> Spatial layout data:
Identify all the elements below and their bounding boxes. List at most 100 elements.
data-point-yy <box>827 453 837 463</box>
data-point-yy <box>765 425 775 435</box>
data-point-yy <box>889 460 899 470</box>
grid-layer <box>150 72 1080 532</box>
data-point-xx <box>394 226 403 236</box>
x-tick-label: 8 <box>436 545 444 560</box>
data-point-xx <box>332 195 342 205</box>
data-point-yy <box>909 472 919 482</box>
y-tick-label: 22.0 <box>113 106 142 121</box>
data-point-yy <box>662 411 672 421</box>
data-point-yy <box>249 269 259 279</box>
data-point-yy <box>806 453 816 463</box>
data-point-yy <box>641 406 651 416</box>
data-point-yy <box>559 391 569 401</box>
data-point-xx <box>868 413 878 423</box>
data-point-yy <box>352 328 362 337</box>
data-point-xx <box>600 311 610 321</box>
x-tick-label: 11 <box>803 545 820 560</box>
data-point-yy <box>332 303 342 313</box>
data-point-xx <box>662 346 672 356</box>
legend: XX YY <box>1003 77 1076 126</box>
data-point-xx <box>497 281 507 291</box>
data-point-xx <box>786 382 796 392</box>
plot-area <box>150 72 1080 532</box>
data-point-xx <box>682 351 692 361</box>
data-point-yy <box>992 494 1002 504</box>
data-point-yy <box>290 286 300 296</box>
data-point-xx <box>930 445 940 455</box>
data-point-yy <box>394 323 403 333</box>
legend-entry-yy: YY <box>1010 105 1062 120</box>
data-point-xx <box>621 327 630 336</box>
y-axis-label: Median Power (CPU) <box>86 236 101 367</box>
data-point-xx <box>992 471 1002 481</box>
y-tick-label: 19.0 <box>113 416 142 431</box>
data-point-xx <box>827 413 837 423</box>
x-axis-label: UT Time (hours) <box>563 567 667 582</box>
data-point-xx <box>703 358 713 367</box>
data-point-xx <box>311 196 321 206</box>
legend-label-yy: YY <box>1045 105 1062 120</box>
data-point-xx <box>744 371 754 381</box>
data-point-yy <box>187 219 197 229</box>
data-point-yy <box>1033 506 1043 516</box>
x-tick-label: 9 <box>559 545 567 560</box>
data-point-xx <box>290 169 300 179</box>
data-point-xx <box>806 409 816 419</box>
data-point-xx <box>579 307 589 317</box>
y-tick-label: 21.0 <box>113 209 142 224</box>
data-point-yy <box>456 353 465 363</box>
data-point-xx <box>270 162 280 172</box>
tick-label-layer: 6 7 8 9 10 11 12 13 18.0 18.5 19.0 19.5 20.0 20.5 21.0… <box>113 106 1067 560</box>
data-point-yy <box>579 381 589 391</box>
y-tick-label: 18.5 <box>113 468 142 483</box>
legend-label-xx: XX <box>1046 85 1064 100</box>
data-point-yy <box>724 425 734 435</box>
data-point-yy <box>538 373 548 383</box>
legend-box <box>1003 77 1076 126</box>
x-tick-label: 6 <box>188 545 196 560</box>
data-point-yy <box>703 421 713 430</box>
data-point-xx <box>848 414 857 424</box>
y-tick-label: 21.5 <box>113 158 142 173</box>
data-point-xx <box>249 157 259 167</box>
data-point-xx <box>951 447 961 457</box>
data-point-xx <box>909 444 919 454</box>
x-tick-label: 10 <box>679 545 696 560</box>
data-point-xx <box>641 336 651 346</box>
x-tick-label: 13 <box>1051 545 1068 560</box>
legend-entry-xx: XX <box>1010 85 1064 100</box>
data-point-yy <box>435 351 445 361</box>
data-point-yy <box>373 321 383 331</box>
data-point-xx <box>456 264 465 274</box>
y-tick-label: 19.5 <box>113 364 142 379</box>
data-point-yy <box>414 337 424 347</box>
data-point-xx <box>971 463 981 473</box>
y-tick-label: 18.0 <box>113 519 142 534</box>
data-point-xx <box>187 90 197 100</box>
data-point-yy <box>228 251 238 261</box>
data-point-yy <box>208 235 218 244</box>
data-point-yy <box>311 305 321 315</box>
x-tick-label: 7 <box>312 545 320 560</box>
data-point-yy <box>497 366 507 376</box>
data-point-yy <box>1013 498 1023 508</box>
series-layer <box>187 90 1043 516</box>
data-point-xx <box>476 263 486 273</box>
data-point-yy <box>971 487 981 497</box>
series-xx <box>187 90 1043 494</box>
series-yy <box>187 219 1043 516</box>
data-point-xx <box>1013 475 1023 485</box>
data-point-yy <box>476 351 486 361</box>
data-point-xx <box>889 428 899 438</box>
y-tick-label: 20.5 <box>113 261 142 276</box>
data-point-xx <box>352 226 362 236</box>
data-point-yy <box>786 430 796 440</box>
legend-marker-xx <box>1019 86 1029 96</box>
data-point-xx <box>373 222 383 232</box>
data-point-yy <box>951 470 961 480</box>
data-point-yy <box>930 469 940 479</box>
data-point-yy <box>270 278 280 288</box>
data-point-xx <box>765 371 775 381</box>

> What is needed:
Reproduce the listing above with "Median Power" replaced by "Mean Power" wherever it occurs. Leave every other line and character unchanged.

> Correct answer:
Identify all the elements below and their bounding boxes. List at most 100 elements.
data-point-yy <box>827 453 837 463</box>
data-point-yy <box>765 425 775 435</box>
data-point-yy <box>889 460 899 470</box>
grid-layer <box>150 72 1080 532</box>
data-point-xx <box>394 226 403 236</box>
x-tick-label: 8 <box>436 545 444 560</box>
data-point-xx <box>332 195 342 205</box>
data-point-yy <box>909 472 919 482</box>
y-tick-label: 22.0 <box>113 106 142 121</box>
data-point-yy <box>662 411 672 421</box>
data-point-yy <box>249 269 259 279</box>
data-point-yy <box>806 453 816 463</box>
data-point-yy <box>641 406 651 416</box>
data-point-yy <box>559 391 569 401</box>
data-point-xx <box>868 413 878 423</box>
data-point-yy <box>352 328 362 337</box>
data-point-xx <box>600 311 610 321</box>
x-tick-label: 11 <box>803 545 820 560</box>
data-point-yy <box>332 303 342 313</box>
data-point-xx <box>662 346 672 356</box>
legend: XX YY <box>1003 77 1076 126</box>
data-point-xx <box>497 281 507 291</box>
data-point-xx <box>786 382 796 392</box>
plot-area <box>150 72 1080 532</box>
data-point-xx <box>682 351 692 361</box>
data-point-yy <box>992 494 1002 504</box>
data-point-yy <box>290 286 300 296</box>
data-point-xx <box>930 445 940 455</box>
data-point-yy <box>394 323 403 333</box>
legend-entry-yy: YY <box>1010 105 1062 120</box>
data-point-xx <box>621 327 630 336</box>
y-axis-label: Mean Power (CPU) <box>86 236 101 367</box>
data-point-xx <box>992 471 1002 481</box>
y-tick-label: 19.0 <box>113 416 142 431</box>
data-point-xx <box>827 413 837 423</box>
x-axis-label: UT Time (hours) <box>563 567 667 582</box>
data-point-xx <box>703 358 713 367</box>
data-point-xx <box>311 196 321 206</box>
legend-label-yy: YY <box>1045 105 1062 120</box>
data-point-xx <box>744 371 754 381</box>
data-point-yy <box>187 219 197 229</box>
data-point-yy <box>1033 506 1043 516</box>
x-tick-label: 9 <box>559 545 567 560</box>
data-point-xx <box>290 169 300 179</box>
data-point-xx <box>806 409 816 419</box>
data-point-xx <box>579 307 589 317</box>
y-tick-label: 21.0 <box>113 209 142 224</box>
data-point-yy <box>456 353 465 363</box>
data-point-xx <box>270 162 280 172</box>
tick-label-layer: 6 7 8 9 10 11 12 13 18.0 18.5 19.0 19.5 20.0 20.5 21.0… <box>113 106 1067 560</box>
data-point-yy <box>579 381 589 391</box>
y-tick-label: 18.5 <box>113 468 142 483</box>
legend-label-xx: XX <box>1046 85 1064 100</box>
data-point-yy <box>724 425 734 435</box>
data-point-yy <box>538 373 548 383</box>
legend-box <box>1003 77 1076 126</box>
x-tick-label: 6 <box>188 545 196 560</box>
data-point-yy <box>703 421 713 430</box>
data-point-xx <box>848 414 857 424</box>
y-tick-label: 21.5 <box>113 158 142 173</box>
data-point-xx <box>249 157 259 167</box>
data-point-xx <box>951 447 961 457</box>
data-point-xx <box>909 444 919 454</box>
x-tick-label: 10 <box>679 545 696 560</box>
data-point-xx <box>641 336 651 346</box>
x-tick-label: 13 <box>1051 545 1068 560</box>
legend-entry-xx: XX <box>1010 85 1064 100</box>
data-point-yy <box>435 351 445 361</box>
data-point-yy <box>373 321 383 331</box>
data-point-xx <box>456 264 465 274</box>
y-tick-label: 19.5 <box>113 364 142 379</box>
data-point-yy <box>414 337 424 347</box>
data-point-xx <box>971 463 981 473</box>
y-tick-label: 18.0 <box>113 519 142 534</box>
data-point-xx <box>187 90 197 100</box>
data-point-yy <box>228 251 238 261</box>
data-point-yy <box>208 235 218 244</box>
data-point-yy <box>311 305 321 315</box>
x-tick-label: 7 <box>312 545 320 560</box>
data-point-yy <box>497 366 507 376</box>
data-point-yy <box>1013 498 1023 508</box>
series-layer <box>187 90 1043 516</box>
data-point-xx <box>476 263 486 273</box>
data-point-yy <box>971 487 981 497</box>
series-xx <box>187 90 1043 494</box>
series-yy <box>187 219 1043 516</box>
data-point-xx <box>1013 475 1023 485</box>
data-point-yy <box>476 351 486 361</box>
data-point-xx <box>889 428 899 438</box>
y-tick-label: 20.5 <box>113 261 142 276</box>
data-point-xx <box>352 226 362 236</box>
data-point-yy <box>786 430 796 440</box>
legend-marker-xx <box>1019 86 1029 96</box>
data-point-xx <box>373 222 383 232</box>
data-point-yy <box>951 470 961 480</box>
data-point-yy <box>930 469 940 479</box>
data-point-yy <box>270 278 280 288</box>
data-point-xx <box>765 371 775 381</box>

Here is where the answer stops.